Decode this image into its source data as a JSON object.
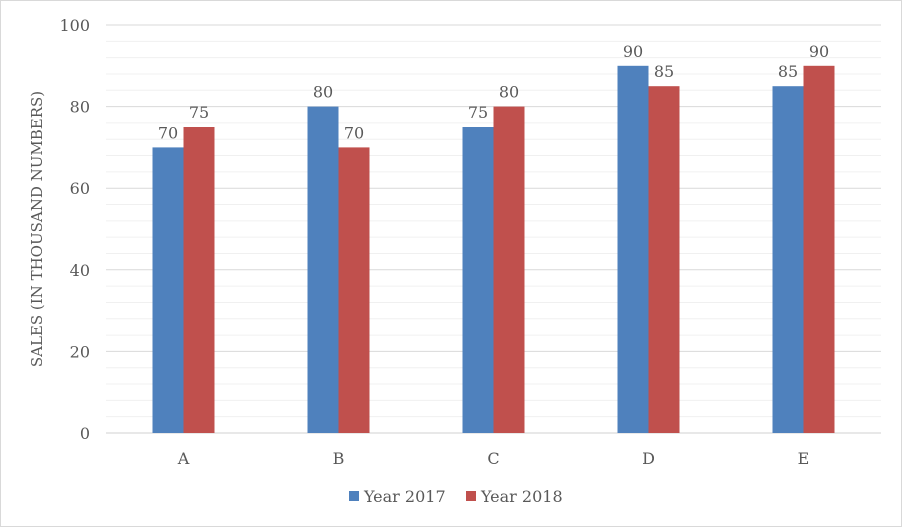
{
  "chart_data": {
    "type": "bar",
    "title": "",
    "xlabel": "",
    "ylabel": "SALES (IN THOUSAND NUMBERS)",
    "ylim": [
      0,
      100
    ],
    "yticks": [
      0,
      20,
      40,
      60,
      80,
      100
    ],
    "grid": true,
    "legend_position": "bottom",
    "categories": [
      "A",
      "B",
      "C",
      "D",
      "E"
    ],
    "series": [
      {
        "name": "Year 2017",
        "values": [
          70,
          80,
          75,
          90,
          85
        ],
        "color": "#4F81BD"
      },
      {
        "name": "Year 2018",
        "values": [
          75,
          70,
          80,
          85,
          90
        ],
        "color": "#C0504D"
      }
    ]
  }
}
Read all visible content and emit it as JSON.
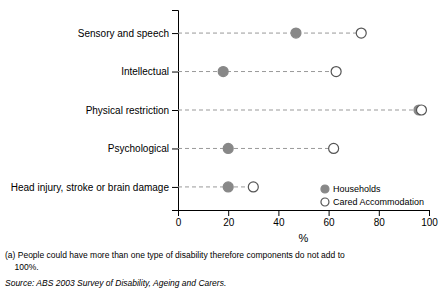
{
  "chart_data": {
    "type": "dot",
    "categories": [
      "Head injury, stroke or brain damage",
      "Psychological",
      "Physical restriction",
      "Intellectual",
      "Sensory and speech"
    ],
    "series": [
      {
        "name": "Households",
        "color": "#888888",
        "values": [
          20,
          20,
          96,
          18,
          47
        ]
      },
      {
        "name": "Cared Accommodation",
        "color": "#ffffff",
        "values": [
          30,
          62,
          97,
          63,
          73
        ]
      }
    ],
    "orientation": "horizontal",
    "x_label": "%",
    "xlim": [
      0,
      100
    ],
    "xticks": [
      0,
      20,
      40,
      60,
      80,
      100
    ],
    "grid": false,
    "legend": "lower right",
    "annotations": [
      "(a) People could have more than one type of disability therefore components do not add to",
      "    100%.",
      "Source: ABS 2003 Survey of Disability, Ageing and Carers."
    ]
  }
}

Exercise description: Locate the word "JSON" in the records and collect each line it appears in.

Exercise answer:
Decode this image into its source data as a JSON object.
Read all visible content and emit it as JSON.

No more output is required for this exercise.